Three Simple Ways to Improve NAFTA

What do Donald Trump and Bernie Sanders have in common? Not much, but they’ve both slammed the North American Free Trade Agreement as a jobs killer and a corporate boondoggle. They’re both right, but they’re also both wrong: NAFTA has hurt workers, at least in certain sectors of the economy, but the solution is not, as Sanders and President Trump have both suggested, to tear up the treaty and start from scratch.

NAFTA is flawed, but it also provides a wealth of economic benefits. Its problems are fixable. Instead of throwing the baby out with the bathwater, the White House should seek to negotiate three crucial amendments to the treaty.

Buy American Again

Since the very first governments emerged, leaders have understood the wisdom of using the treasury to support and grow the domestic economy. The ancient Romans hired Romans to build their aqueducts just as the American government has, for centuries, looked to American companies to build its ships, aircraft and infrastructure. When governments have to make big purchases, it just makes sense for them to purchase from their own taxpayers.

But one of NAFTA’s most unpopular provisions changes that time-honored principle. Chapter 10 of NAFTA imposes rules on government procurement procedures. The treaty requires that nearly all procurements be “origin blind,” meaning the purchaser is not allowed to prefer domestically produced products over foreign competition.

A rethinking chapter 10 is long past due. The provision is unpopular in Canada and Mexico as well as the United States. Changing the rule wouldn’t require the U.S. government to buy American in every case — if Canada has better iron or Mexico has cheaper corn, the government can and should buy it. But given the choice to purchase equal goods, it’s just common sense to prefer domestic producers.

————

WORK TO BE COMPLETED: Continue the article on improving NAFTA, starting right after its last sentence. The listing has nothing to do with any of this.

[Saved data entries]

————

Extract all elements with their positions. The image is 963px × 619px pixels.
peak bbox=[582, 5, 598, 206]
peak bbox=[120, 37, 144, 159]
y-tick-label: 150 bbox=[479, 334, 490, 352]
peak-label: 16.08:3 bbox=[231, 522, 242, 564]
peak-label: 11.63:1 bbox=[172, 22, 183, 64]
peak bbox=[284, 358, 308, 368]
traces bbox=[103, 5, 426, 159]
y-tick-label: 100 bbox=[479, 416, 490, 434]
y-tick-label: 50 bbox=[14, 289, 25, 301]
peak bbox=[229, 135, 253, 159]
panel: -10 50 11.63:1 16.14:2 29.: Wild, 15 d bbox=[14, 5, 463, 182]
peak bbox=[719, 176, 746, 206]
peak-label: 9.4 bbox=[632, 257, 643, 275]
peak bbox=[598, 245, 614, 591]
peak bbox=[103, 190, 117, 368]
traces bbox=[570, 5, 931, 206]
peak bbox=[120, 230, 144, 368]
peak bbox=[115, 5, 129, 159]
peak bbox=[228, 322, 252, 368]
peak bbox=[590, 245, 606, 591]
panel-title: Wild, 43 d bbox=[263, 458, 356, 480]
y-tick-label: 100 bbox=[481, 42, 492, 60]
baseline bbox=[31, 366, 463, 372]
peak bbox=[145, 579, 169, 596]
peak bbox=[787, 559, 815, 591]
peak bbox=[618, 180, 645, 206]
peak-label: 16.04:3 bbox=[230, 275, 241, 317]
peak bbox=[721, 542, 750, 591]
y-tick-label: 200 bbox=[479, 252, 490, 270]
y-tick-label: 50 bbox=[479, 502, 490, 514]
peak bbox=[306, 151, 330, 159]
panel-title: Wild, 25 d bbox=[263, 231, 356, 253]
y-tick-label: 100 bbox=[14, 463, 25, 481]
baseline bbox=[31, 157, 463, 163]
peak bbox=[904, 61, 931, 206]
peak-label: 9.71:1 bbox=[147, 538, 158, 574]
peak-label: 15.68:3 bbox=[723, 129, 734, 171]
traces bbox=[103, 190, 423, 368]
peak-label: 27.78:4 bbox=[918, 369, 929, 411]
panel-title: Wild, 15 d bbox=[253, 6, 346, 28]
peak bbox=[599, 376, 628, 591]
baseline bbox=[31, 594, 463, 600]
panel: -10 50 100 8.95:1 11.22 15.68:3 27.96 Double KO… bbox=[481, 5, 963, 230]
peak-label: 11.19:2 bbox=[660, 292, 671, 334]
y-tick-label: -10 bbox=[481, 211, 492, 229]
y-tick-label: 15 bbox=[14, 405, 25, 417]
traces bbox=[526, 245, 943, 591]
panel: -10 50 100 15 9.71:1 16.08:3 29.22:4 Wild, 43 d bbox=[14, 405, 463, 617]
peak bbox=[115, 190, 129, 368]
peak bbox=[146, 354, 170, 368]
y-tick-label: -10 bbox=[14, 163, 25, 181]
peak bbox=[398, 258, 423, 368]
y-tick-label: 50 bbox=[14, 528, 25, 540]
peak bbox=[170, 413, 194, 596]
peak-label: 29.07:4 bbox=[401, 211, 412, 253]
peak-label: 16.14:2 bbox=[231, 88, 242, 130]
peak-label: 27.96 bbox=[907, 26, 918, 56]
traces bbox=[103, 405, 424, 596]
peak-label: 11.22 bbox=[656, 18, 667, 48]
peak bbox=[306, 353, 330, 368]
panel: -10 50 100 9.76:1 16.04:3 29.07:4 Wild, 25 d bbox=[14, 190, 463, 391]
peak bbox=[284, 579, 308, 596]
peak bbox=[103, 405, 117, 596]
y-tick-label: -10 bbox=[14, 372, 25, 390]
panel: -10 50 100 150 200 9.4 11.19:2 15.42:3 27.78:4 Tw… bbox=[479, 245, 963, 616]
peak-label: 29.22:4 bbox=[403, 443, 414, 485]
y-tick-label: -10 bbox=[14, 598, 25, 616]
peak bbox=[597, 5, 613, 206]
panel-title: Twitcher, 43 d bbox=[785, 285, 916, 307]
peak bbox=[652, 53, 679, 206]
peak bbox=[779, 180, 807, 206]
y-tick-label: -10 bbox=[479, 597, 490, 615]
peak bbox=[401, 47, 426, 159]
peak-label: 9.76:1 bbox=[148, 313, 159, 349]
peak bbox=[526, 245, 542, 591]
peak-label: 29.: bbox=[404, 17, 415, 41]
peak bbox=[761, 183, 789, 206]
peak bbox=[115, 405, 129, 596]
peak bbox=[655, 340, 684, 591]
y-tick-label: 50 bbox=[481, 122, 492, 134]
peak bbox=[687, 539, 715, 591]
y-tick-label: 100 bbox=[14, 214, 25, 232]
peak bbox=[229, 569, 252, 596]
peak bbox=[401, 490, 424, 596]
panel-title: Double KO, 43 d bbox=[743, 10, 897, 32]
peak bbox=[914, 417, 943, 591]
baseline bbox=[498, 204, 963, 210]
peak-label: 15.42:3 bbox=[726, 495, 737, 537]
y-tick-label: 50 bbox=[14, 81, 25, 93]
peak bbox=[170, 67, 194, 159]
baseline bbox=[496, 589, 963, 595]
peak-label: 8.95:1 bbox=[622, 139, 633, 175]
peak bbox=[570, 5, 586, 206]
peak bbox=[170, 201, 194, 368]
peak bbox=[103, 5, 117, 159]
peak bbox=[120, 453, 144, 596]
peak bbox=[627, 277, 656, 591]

————

WRITTEN ANSWER:
Stop Promoting Offshoring

One reason free trade creates so many advantages for businesses is that it allows them to cut production costs. That saves them money, and they can pass the savings along to consumers. NAFTA has done a lot to help companies cut their costs, but it’s gone too far in an important area.

Under NAFTA’s chapter 11, the government is actually encouraging some businesses to fire American workers and move their jobs overseas.

With NAFTA’s dispute settlement mechanism, companies can sue and win millions in damages against governments they say violate the rules of the treaty. But the catch is that the treaty grants special access to this dispute settlement mechanism to companies that have moved jobs overseas. Firms that keep jobs local are forced to go through traditional courts, which are slower, more expensive, and less likely to lead to a win.

In other words, the current treaty creates incentives to move jobs away. The solution is obvious: remove the offshoring incentive by allowing everyone access to the mechanism.

Strengthen Rules of Origin

A third easy fix for NAFTA would popular with all three member states: write some rules of origin with teeth.

Free trade deals like NAFTA are intended to reduce tariffs and other barriers preventing businesses in signatory countries from selling products across international borders. The goal is to help local businesses grow by giving them access to more markets. Trade agreements work toward those goals by slashing taxes on products that originate in their partners’ nations.

The problem is that deciding where a product comes from is harder than it looks, and poorly written rules are allowing some countries to get a free ride.

Consider a tee shirt with a “made in Mexico” label. That label obviously means that the shirt was produced in Mexico, but the cotton might have been grown in Egypt or Brazil. Under NAFTA’s rules, that shirt could be imported to the United States without triggering unfavorable tariffs and taxes because it was “made” in Mexico. But really, much of the shirt’s value comes from countries like Vietnam that aren’t signatory’s of NAFTA.

In fact, nations like Vietnam are able to get all the benefits of free trade with the U.S. without allowing American businesses access to their markets.

The solution is to crack down on rules or origin. If a product is from Mexico or from Canada, so be it. But if a product is really from some other country and just goes through a last-minute processing tweak in Mexico before it arrives in the United States, then it should be subject to tariffs. Countries like Vietnam and Brazil shouldn’t get all the advantages of free trade without taking any risks.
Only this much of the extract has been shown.